▽

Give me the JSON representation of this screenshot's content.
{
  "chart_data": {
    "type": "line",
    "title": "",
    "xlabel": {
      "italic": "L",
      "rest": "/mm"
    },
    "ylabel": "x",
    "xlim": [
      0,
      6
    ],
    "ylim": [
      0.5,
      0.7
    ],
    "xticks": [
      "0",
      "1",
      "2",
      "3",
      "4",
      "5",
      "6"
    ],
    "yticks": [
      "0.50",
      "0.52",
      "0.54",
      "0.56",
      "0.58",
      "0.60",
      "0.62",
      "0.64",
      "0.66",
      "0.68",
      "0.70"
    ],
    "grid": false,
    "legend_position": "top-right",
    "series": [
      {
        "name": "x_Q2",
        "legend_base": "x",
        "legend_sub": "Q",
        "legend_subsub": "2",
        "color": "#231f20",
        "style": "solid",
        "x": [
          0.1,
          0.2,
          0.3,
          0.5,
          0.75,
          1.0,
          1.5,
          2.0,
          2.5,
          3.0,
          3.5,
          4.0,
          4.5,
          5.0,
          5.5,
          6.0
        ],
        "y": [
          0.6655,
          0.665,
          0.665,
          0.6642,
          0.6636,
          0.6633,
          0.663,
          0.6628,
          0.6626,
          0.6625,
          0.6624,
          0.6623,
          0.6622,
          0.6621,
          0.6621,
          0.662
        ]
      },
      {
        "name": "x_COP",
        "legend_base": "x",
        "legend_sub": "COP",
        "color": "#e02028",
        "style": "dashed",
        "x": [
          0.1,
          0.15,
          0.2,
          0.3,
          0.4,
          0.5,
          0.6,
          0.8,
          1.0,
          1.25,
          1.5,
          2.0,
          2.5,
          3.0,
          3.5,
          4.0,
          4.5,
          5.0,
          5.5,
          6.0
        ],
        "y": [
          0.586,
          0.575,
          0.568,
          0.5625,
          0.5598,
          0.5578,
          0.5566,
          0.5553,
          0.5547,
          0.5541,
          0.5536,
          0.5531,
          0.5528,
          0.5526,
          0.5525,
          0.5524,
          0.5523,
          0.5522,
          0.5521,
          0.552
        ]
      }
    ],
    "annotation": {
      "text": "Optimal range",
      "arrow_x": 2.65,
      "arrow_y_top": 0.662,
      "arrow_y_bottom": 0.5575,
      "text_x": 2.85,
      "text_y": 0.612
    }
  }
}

△

Copy out the data shown above without altering anything.

> _Solution to this task_
Give me the JSON representation of this screenshot's content.
{
  "chart_data": {
    "type": "line",
    "title": "",
    "xlabel": {
      "italic": "L",
      "rest": "/mm"
    },
    "ylabel": "x",
    "xlim": [
      0,
      6
    ],
    "ylim": [
      0.5,
      0.7
    ],
    "xticks": [
      "0",
      "1",
      "2",
      "3",
      "4",
      "5",
      "6"
    ],
    "yticks": [
      "0.50",
      "0.52",
      "0.54",
      "0.56",
      "0.58",
      "0.60",
      "0.62",
      "0.64",
      "0.66",
      "0.68",
      "0.70"
    ],
    "grid": false,
    "legend_position": "top-right",
    "series": [
      {
        "name": "x_Q2",
        "legend_base": "x",
        "legend_sub": "Q",
        "legend_subsub": "2",
        "color": "#231f20",
        "style": "solid",
        "x": [
          0.1,
          0.2,
          0.3,
          0.5,
          0.75,
          1.0,
          1.5,
          2.0,
          2.5,
          3.0,
          3.5,
          4.0,
          4.5,
          5.0,
          5.5,
          6.0
        ],
        "y": [
          0.6655,
          0.665,
          0.665,
          0.6642,
          0.6636,
          0.6633,
          0.663,
          0.6628,
          0.6626,
          0.6625,
          0.6624,
          0.6623,
          0.6622,
          0.6621,
          0.6621,
          0.662
        ]
      },
      {
        "name": "x_COP",
        "legend_base": "x",
        "legend_sub": "COP",
        "color": "#e02028",
        "style": "dashed",
        "x": [
          0.1,
          0.15,
          0.2,
          0.3,
          0.4,
          0.5,
          0.6,
          0.8,
          1.0,
          1.25,
          1.5,
          2.0,
          2.5,
          3.0,
          3.5,
          4.0,
          4.5,
          5.0,
          5.5,
          6.0
        ],
        "y": [
          0.586,
          0.575,
          0.568,
          0.5625,
          0.5598,
          0.5578,
          0.5566,
          0.5553,
          0.5547,
          0.5541,
          0.5536,
          0.5531,
          0.5528,
          0.5526,
          0.5525,
          0.5524,
          0.5523,
          0.5522,
          0.5521,
          0.552
        ]
      }
    ],
    "annotation": {
      "text": "Optimal range",
      "arrow_x": 2.65,
      "arrow_y_top": 0.662,
      "arrow_y_bottom": 0.5575,
      "text_x": 2.85,
      "text_y": 0.612
    }
  }
}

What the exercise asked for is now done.